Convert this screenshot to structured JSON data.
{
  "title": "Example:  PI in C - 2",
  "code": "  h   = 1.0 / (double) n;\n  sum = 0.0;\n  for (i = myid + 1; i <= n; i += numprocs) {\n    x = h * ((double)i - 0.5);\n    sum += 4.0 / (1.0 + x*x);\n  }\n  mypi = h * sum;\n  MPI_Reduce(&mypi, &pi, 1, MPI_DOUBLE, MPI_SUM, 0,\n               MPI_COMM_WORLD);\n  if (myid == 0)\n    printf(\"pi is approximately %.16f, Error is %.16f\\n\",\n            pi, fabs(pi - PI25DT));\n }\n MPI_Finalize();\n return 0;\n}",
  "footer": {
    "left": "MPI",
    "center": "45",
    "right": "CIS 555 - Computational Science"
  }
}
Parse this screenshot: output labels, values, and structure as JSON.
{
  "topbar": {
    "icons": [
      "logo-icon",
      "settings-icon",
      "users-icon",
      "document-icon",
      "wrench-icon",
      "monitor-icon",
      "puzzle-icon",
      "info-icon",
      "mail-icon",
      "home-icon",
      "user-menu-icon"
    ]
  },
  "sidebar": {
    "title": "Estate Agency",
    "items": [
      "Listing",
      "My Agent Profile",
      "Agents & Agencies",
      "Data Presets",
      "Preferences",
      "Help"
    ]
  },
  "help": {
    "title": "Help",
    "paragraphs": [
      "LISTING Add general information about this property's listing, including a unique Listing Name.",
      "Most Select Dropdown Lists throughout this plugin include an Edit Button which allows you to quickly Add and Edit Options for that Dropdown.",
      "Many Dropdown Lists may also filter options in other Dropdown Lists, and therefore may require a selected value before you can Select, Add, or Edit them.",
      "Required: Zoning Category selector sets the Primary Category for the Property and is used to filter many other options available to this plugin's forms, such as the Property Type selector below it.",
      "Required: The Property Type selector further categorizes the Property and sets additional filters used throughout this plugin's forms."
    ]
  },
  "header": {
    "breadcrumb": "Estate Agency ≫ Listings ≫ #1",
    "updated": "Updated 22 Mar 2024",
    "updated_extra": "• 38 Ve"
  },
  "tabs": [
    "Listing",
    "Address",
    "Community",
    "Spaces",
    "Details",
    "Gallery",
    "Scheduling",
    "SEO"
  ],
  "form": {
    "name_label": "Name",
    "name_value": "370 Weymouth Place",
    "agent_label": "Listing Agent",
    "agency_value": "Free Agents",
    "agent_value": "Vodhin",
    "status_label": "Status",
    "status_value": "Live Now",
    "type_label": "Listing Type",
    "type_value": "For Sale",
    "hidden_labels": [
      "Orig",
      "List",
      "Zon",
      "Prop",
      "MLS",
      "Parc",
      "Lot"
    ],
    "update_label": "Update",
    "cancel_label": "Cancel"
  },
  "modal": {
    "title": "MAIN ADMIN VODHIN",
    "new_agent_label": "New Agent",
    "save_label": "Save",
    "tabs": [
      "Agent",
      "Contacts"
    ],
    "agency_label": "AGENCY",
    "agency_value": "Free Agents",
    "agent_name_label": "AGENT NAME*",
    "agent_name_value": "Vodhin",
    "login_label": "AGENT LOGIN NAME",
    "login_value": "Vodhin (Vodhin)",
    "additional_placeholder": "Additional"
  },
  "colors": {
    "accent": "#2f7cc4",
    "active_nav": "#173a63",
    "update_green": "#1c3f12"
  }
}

[WHAT IS ASKED]: Go through the listing and print each line exactly as it appears.

[SOLUTION]:
Convert this screenshot to structured JSON data.
{
  "title": "Example:  PI in C - 2",
  "code": "  h   = 1.0 / (double) n;\n  sum = 0.0;\n  for (i = myid + 1; i <= n; i += numprocs) {\n    x = h * ((double)i - 0.5);\n    sum += 4.0 / (1.0 + x*x);\n  }\n  mypi = h * sum;\n  MPI_Reduce(&mypi, &pi, 1, MPI_DOUBLE, MPI_SUM, 0,\n               MPI_COMM_WORLD);\n  if (myid == 0)\n    printf(\"pi is approximately %.16f, Error is %.16f\\n\",\n            pi, fabs(pi - PI25DT));\n }\n MPI_Finalize();\n return 0;\n}",
  "footer": {
    "left": "MPI",
    "center": "45",
    "right": "CIS 555 - Computational Science"
  }
}
Parse this screenshot: output labels, values, and structure as JSON.
{
  "topbar": {
    "icons": [
      "logo-icon",
      "settings-icon",
      "users-icon",
      "document-icon",
      "wrench-icon",
      "monitor-icon",
      "puzzle-icon",
      "info-icon",
      "mail-icon",
      "home-icon",
      "user-menu-icon"
    ]
  },
  "sidebar": {
    "title": "Estate Agency",
    "items": [
      "Listing",
      "My Agent Profile",
      "Agents & Agencies",
      "Data Presets",
      "Preferences",
      "Help"
    ]
  },
  "help": {
    "title": "Help",
    "paragraphs": [
      "LISTING Add general information about this property's listing, including a unique Listing Name.",
      "Most Select Dropdown Lists throughout this plugin include an Edit Button which allows you to quickly Add and Edit Options for that Dropdown.",
      "Many Dropdown Lists may also filter options in other Dropdown Lists, and therefore may require a selected value before you can Select, Add, or Edit them.",
      "Required: Zoning Category selector sets the Primary Category for the Property and is used to filter many other options available to this plugin's forms, such as the Property Type selector below it.",
      "Required: The Property Type selector further categorizes the Property and sets additional filters used throughout this plugin's forms."
    ]
  },
  "header": {
    "breadcrumb": "Estate Agency ≫ Listings ≫ #1",
    "updated": "Updated 22 Mar 2024",
    "updated_extra": "• 38 Ve"
  },
  "tabs": [
    "Listing",
    "Address",
    "Community",
    "Spaces",
    "Details",
    "Gallery",
    "Scheduling",
    "SEO"
  ],
  "form": {
    "name_label": "Name",
    "name_value": "370 Weymouth Place",
    "agent_label": "Listing Agent",
    "agency_value": "Free Agents",
    "agent_value": "Vodhin",
    "status_label": "Status",
    "status_value": "Live Now",
    "type_label": "Listing Type",
    "type_value": "For Sale",
    "hidden_labels": [
      "Orig",
      "List",
      "Zon",
      "Prop",
      "MLS",
      "Parc",
      "Lot"
    ],
    "update_label": "Update",
    "cancel_label": "Cancel"
  },
  "modal": {
    "title": "MAIN ADMIN VODHIN",
    "new_agent_label": "New Agent",
    "save_label": "Save",
    "tabs": [
      "Agent",
      "Contacts"
    ],
    "agency_label": "AGENCY",
    "agency_value": "Free Agents",
    "agent_name_label": "AGENT NAME*",
    "agent_name_value": "Vodhin",
    "login_label": "AGENT LOGIN NAME",
    "login_value": "Vodhin (Vodhin)",
    "additional_placeholder": "Additional"
  },
  "colors": {
    "accent": "#2f7cc4",
    "active_nav": "#173a63",
    "update_green": "#1c3f12"
  }
}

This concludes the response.